INSTRUCTIONS TO FOLLOW → Your task is to quote the material that follows, in full and exactly.

Collection entries
_ _ _ _
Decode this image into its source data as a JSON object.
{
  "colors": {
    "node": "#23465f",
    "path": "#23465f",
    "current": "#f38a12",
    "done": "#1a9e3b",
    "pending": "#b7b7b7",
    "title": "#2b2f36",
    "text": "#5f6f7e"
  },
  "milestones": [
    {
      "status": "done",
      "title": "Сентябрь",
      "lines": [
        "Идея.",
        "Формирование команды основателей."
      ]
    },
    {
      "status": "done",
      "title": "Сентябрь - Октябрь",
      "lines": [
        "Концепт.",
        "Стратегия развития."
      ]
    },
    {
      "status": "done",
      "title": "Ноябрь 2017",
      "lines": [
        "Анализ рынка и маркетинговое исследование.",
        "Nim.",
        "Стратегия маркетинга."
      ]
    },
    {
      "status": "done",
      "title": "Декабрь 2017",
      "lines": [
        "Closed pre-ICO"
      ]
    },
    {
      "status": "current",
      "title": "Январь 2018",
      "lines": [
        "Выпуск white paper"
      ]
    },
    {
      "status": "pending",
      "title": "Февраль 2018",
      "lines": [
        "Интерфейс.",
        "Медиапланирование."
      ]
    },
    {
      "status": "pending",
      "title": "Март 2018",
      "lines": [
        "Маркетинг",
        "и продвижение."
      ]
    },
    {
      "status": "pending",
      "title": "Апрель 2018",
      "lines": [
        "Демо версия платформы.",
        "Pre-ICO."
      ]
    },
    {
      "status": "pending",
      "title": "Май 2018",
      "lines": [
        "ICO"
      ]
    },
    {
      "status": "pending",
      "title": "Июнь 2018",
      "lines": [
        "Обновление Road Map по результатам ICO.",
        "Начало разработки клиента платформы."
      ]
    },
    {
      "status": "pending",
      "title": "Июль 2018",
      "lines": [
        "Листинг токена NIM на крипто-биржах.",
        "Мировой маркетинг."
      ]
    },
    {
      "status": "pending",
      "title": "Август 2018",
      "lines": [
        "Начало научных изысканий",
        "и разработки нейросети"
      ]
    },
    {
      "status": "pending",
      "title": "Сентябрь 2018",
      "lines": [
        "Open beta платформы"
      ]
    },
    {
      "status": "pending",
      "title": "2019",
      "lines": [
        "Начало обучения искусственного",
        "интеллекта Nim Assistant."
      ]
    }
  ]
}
_ _ _ _
WORKED SOLUTION →
Decode this image into its source data as a JSON object.
{
  "colors": {
    "node": "#23465f",
    "path": "#23465f",
    "current": "#f38a12",
    "done": "#1a9e3b",
    "pending": "#b7b7b7",
    "title": "#2b2f36",
    "text": "#5f6f7e"
  },
  "milestones": [
    {
      "status": "done",
      "title": "Сентябрь",
      "lines": [
        "Идея.",
        "Формирование команды основателей."
      ]
    },
    {
      "status": "done",
      "title": "Сентябрь - Октябрь",
      "lines": [
        "Концепт.",
        "Стратегия развития."
      ]
    },
    {
      "status": "done",
      "title": "Ноябрь 2017",
      "lines": [
        "Анализ рынка и маркетинговое исследование.",
        "Nim.",
        "Стратегия маркетинга."
      ]
    },
    {
      "status": "done",
      "title": "Декабрь 2017",
      "lines": [
        "Closed pre-ICO"
      ]
    },
    {
      "status": "current",
      "title": "Январь 2018",
      "lines": [
        "Выпуск white paper"
      ]
    },
    {
      "status": "pending",
      "title": "Февраль 2018",
      "lines": [
        "Интерфейс.",
        "Медиапланирование."
      ]
    },
    {
      "status": "pending",
      "title": "Март 2018",
      "lines": [
        "Маркетинг",
        "и продвижение."
      ]
    },
    {
      "status": "pending",
      "title": "Апрель 2018",
      "lines": [
        "Демо версия платформы.",
        "Pre-ICO."
      ]
    },
    {
      "status": "pending",
      "title": "Май 2018",
      "lines": [
        "ICO"
      ]
    },
    {
      "status": "pending",
      "title": "Июнь 2018",
      "lines": [
        "Обновление Road Map по результатам ICO.",
        "Начало разработки клиента платформы."
      ]
    },
    {
      "status": "pending",
      "title": "Июль 2018",
      "lines": [
        "Листинг токена NIM на крипто-биржах.",
        "Мировой маркетинг."
      ]
    },
    {
      "status": "pending",
      "title": "Август 2018",
      "lines": [
        "Начало научных изысканий",
        "и разработки нейросети"
      ]
    },
    {
      "status": "pending",
      "title": "Сентябрь 2018",
      "lines": [
        "Open beta платформы"
      ]
    },
    {
      "status": "pending",
      "title": "2019",
      "lines": [
        "Начало обучения искусственного",
        "интеллекта Nim Assistant."
      ]
    }
  ]
}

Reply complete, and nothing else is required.